## [REQUIRED TASK]
Each entry below should be reproduced character for character.

## [Structured figure records]
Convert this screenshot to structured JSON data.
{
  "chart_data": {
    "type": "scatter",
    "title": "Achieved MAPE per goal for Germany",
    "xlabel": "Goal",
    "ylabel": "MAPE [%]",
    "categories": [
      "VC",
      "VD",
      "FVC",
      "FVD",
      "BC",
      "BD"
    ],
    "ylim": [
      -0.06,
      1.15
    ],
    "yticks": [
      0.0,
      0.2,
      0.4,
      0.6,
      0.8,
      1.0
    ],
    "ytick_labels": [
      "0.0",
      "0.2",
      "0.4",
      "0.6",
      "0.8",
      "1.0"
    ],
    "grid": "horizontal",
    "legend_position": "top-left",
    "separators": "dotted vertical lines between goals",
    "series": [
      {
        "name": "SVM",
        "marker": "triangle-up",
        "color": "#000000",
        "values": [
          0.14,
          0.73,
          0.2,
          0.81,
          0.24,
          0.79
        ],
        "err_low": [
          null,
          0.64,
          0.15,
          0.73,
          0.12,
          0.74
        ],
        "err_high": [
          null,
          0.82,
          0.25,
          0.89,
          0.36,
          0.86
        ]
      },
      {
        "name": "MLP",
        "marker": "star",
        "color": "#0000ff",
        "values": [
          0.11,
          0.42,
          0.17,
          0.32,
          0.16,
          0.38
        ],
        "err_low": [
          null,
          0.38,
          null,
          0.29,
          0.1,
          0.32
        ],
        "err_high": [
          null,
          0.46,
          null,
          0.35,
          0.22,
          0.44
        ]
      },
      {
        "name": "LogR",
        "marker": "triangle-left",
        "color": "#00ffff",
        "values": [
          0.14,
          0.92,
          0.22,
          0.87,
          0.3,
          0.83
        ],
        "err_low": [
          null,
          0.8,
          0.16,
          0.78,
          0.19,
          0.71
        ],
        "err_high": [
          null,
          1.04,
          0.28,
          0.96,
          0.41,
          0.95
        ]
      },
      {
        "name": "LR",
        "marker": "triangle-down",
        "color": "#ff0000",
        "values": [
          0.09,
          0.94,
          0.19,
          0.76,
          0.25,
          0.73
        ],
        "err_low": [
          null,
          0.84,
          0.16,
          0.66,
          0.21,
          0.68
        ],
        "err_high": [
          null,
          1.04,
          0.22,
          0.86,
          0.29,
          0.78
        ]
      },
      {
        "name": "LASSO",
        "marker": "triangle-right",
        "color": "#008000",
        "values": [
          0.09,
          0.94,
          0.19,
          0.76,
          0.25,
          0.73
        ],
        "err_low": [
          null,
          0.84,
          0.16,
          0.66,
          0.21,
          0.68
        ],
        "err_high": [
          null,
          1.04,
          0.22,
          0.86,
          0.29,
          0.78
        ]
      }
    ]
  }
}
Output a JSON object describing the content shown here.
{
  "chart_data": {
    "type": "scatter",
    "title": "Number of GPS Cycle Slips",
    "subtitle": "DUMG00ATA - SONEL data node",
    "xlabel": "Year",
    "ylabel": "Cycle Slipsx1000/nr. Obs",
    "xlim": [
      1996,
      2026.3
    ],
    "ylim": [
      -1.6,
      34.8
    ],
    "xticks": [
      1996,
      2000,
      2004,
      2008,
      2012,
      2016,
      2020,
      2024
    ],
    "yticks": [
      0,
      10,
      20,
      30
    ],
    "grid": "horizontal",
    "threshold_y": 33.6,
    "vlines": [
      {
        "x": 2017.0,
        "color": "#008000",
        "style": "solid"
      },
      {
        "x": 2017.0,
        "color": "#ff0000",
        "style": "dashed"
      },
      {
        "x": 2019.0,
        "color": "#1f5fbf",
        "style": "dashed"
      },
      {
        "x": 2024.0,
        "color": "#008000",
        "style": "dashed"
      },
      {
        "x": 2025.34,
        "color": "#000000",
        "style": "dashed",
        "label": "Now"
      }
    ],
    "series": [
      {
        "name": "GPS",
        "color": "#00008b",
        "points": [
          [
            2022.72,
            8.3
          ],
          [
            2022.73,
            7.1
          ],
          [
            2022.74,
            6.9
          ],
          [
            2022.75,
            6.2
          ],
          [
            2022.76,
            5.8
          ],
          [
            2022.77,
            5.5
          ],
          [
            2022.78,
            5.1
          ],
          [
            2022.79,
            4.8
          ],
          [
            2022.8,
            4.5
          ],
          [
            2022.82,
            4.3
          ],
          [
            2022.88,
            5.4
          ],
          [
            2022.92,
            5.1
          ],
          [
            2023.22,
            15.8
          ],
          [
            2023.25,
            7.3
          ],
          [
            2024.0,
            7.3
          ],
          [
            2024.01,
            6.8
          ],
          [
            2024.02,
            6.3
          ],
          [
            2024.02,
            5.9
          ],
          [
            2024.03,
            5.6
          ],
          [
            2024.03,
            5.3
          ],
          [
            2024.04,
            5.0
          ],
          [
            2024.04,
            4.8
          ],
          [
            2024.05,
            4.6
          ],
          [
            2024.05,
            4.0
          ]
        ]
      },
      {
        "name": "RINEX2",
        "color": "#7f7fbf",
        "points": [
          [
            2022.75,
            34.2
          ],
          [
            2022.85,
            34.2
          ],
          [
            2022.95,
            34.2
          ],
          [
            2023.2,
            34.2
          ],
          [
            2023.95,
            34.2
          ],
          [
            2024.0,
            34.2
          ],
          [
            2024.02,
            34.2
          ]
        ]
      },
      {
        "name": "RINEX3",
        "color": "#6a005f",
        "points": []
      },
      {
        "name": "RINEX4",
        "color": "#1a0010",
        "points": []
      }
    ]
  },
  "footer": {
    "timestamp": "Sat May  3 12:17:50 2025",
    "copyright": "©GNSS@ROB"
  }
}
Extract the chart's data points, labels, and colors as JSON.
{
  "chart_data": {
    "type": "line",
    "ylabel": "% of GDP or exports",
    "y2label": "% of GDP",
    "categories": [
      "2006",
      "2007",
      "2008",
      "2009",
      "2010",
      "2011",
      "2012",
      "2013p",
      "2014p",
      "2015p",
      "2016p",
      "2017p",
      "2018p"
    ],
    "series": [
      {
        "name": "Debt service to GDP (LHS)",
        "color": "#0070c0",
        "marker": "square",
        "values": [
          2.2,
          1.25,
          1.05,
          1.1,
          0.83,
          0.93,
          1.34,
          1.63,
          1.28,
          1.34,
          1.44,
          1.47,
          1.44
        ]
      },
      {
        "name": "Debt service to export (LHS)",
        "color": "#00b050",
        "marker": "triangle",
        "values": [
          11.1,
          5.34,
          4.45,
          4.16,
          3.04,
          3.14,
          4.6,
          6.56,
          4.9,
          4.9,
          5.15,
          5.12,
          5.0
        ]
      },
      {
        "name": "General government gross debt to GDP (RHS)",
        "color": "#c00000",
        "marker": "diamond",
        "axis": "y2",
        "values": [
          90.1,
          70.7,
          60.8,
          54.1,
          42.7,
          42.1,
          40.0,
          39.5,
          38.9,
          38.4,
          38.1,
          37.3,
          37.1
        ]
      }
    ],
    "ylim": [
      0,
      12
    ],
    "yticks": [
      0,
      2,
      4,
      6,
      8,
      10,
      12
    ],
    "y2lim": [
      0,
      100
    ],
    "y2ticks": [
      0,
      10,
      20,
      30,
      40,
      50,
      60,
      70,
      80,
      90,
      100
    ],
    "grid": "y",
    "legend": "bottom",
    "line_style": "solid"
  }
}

## [ANSWER BELOW]
Convert this screenshot to structured JSON data.
{
  "chart_data": {
    "type": "scatter",
    "title": "Achieved MAPE per goal for Germany",
    "xlabel": "Goal",
    "ylabel": "MAPE [%]",
    "categories": [
      "VC",
      "VD",
      "FVC",
      "FVD",
      "BC",
      "BD"
    ],
    "ylim": [
      -0.06,
      1.15
    ],
    "yticks": [
      0.0,
      0.2,
      0.4,
      0.6,
      0.8,
      1.0
    ],
    "ytick_labels": [
      "0.0",
      "0.2",
      "0.4",
      "0.6",
      "0.8",
      "1.0"
    ],
    "grid": "horizontal",
    "legend_position": "top-left",
    "separators": "dotted vertical lines between goals",
    "series": [
      {
        "name": "SVM",
        "marker": "triangle-up",
        "color": "#000000",
        "values": [
          0.14,
          0.73,
          0.2,
          0.81,
          0.24,
          0.79
        ],
        "err_low": [
          null,
          0.64,
          0.15,
          0.73,
          0.12,
          0.74
        ],
        "err_high": [
          null,
          0.82,
          0.25,
          0.89,
          0.36,
          0.86
        ]
      },
      {
        "name": "MLP",
        "marker": "star",
        "color": "#0000ff",
        "values": [
          0.11,
          0.42,
          0.17,
          0.32,
          0.16,
          0.38
        ],
        "err_low": [
          null,
          0.38,
          null,
          0.29,
          0.1,
          0.32
        ],
        "err_high": [
          null,
          0.46,
          null,
          0.35,
          0.22,
          0.44
        ]
      },
      {
        "name": "LogR",
        "marker": "triangle-left",
        "color": "#00ffff",
        "values": [
          0.14,
          0.92,
          0.22,
          0.87,
          0.3,
          0.83
        ],
        "err_low": [
          null,
          0.8,
          0.16,
          0.78,
          0.19,
          0.71
        ],
        "err_high": [
          null,
          1.04,
          0.28,
          0.96,
          0.41,
          0.95
        ]
      },
      {
        "name": "LR",
        "marker": "triangle-down",
        "color": "#ff0000",
        "values": [
          0.09,
          0.94,
          0.19,
          0.76,
          0.25,
          0.73
        ],
        "err_low": [
          null,
          0.84,
          0.16,
          0.66,
          0.21,
          0.68
        ],
        "err_high": [
          null,
          1.04,
          0.22,
          0.86,
          0.29,
          0.78
        ]
      },
      {
        "name": "LASSO",
        "marker": "triangle-right",
        "color": "#008000",
        "values": [
          0.09,
          0.94,
          0.19,
          0.76,
          0.25,
          0.73
        ],
        "err_low": [
          null,
          0.84,
          0.16,
          0.66,
          0.21,
          0.68
        ],
        "err_high": [
          null,
          1.04,
          0.22,
          0.86,
          0.29,
          0.78
        ]
      }
    ]
  }
}
Output a JSON object describing the content shown here.
{
  "chart_data": {
    "type": "scatter",
    "title": "Number of GPS Cycle Slips",
    "subtitle": "DUMG00ATA - SONEL data node",
    "xlabel": "Year",
    "ylabel": "Cycle Slipsx1000/nr. Obs",
    "xlim": [
      1996,
      2026.3
    ],
    "ylim": [
      -1.6,
      34.8
    ],
    "xticks": [
      1996,
      2000,
      2004,
      2008,
      2012,
      2016,
      2020,
      2024
    ],
    "yticks": [
      0,
      10,
      20,
      30
    ],
    "grid": "horizontal",
    "threshold_y": 33.6,
    "vlines": [
      {
        "x": 2017.0,
        "color": "#008000",
        "style": "solid"
      },
      {
        "x": 2017.0,
        "color": "#ff0000",
        "style": "dashed"
      },
      {
        "x": 2019.0,
        "color": "#1f5fbf",
        "style": "dashed"
      },
      {
        "x": 2024.0,
        "color": "#008000",
        "style": "dashed"
      },
      {
        "x": 2025.34,
        "color": "#000000",
        "style": "dashed",
        "label": "Now"
      }
    ],
    "series": [
      {
        "name": "GPS",
        "color": "#00008b",
        "points": [
          [
            2022.72,
            8.3
          ],
          [
            2022.73,
            7.1
          ],
          [
            2022.74,
            6.9
          ],
          [
            2022.75,
            6.2
          ],
          [
            2022.76,
            5.8
          ],
          [
            2022.77,
            5.5
          ],
          [
            2022.78,
            5.1
          ],
          [
            2022.79,
            4.8
          ],
          [
            2022.8,
            4.5
          ],
          [
            2022.82,
            4.3
          ],
          [
            2022.88,
            5.4
          ],
          [
            2022.92,
            5.1
          ],
          [
            2023.22,
            15.8
          ],
          [
            2023.25,
            7.3
          ],
          [
            2024.0,
            7.3
          ],
          [
            2024.01,
            6.8
          ],
          [
            2024.02,
            6.3
          ],
          [
            2024.02,
            5.9
          ],
          [
            2024.03,
            5.6
          ],
          [
            2024.03,
            5.3
          ],
          [
            2024.04,
            5.0
          ],
          [
            2024.04,
            4.8
          ],
          [
            2024.05,
            4.6
          ],
          [
            2024.05,
            4.0
          ]
        ]
      },
      {
        "name": "RINEX2",
        "color": "#7f7fbf",
        "points": [
          [
            2022.75,
            34.2
          ],
          [
            2022.85,
            34.2
          ],
          [
            2022.95,
            34.2
          ],
          [
            2023.2,
            34.2
          ],
          [
            2023.95,
            34.2
          ],
          [
            2024.0,
            34.2
          ],
          [
            2024.02,
            34.2
          ]
        ]
      },
      {
        "name": "RINEX3",
        "color": "#6a005f",
        "points": []
      },
      {
        "name": "RINEX4",
        "color": "#1a0010",
        "points": []
      }
    ]
  },
  "footer": {
    "timestamp": "Sat May  3 12:17:50 2025",
    "copyright": "©GNSS@ROB"
  }
}
Extract the chart's data points, labels, and colors as JSON.
{
  "chart_data": {
    "type": "line",
    "ylabel": "% of GDP or exports",
    "y2label": "% of GDP",
    "categories": [
      "2006",
      "2007",
      "2008",
      "2009",
      "2010",
      "2011",
      "2012",
      "2013p",
      "2014p",
      "2015p",
      "2016p",
      "2017p",
      "2018p"
    ],
    "series": [
      {
        "name": "Debt service to GDP (LHS)",
        "color": "#0070c0",
        "marker": "square",
        "values": [
          2.2,
          1.25,
          1.05,
          1.1,
          0.83,
          0.93,
          1.34,
          1.63,
          1.28,
          1.34,
          1.44,
          1.47,
          1.44
        ]
      },
      {
        "name": "Debt service to export (LHS)",
        "color": "#00b050",
        "marker": "triangle",
        "values": [
          11.1,
          5.34,
          4.45,
          4.16,
          3.04,
          3.14,
          4.6,
          6.56,
          4.9,
          4.9,
          5.15,
          5.12,
          5.0
        ]
      },
      {
        "name": "General government gross debt to GDP (RHS)",
        "color": "#c00000",
        "marker": "diamond",
        "axis": "y2",
        "values": [
          90.1,
          70.7,
          60.8,
          54.1,
          42.7,
          42.1,
          40.0,
          39.5,
          38.9,
          38.4,
          38.1,
          37.3,
          37.1
        ]
      }
    ],
    "ylim": [
      0,
      12
    ],
    "yticks": [
      0,
      2,
      4,
      6,
      8,
      10,
      12
    ],
    "y2lim": [
      0,
      100
    ],
    "y2ticks": [
      0,
      10,
      20,
      30,
      40,
      50,
      60,
      70,
      80,
      90,
      100
    ],
    "grid": "y",
    "legend": "bottom",
    "line_style": "solid"
  }
}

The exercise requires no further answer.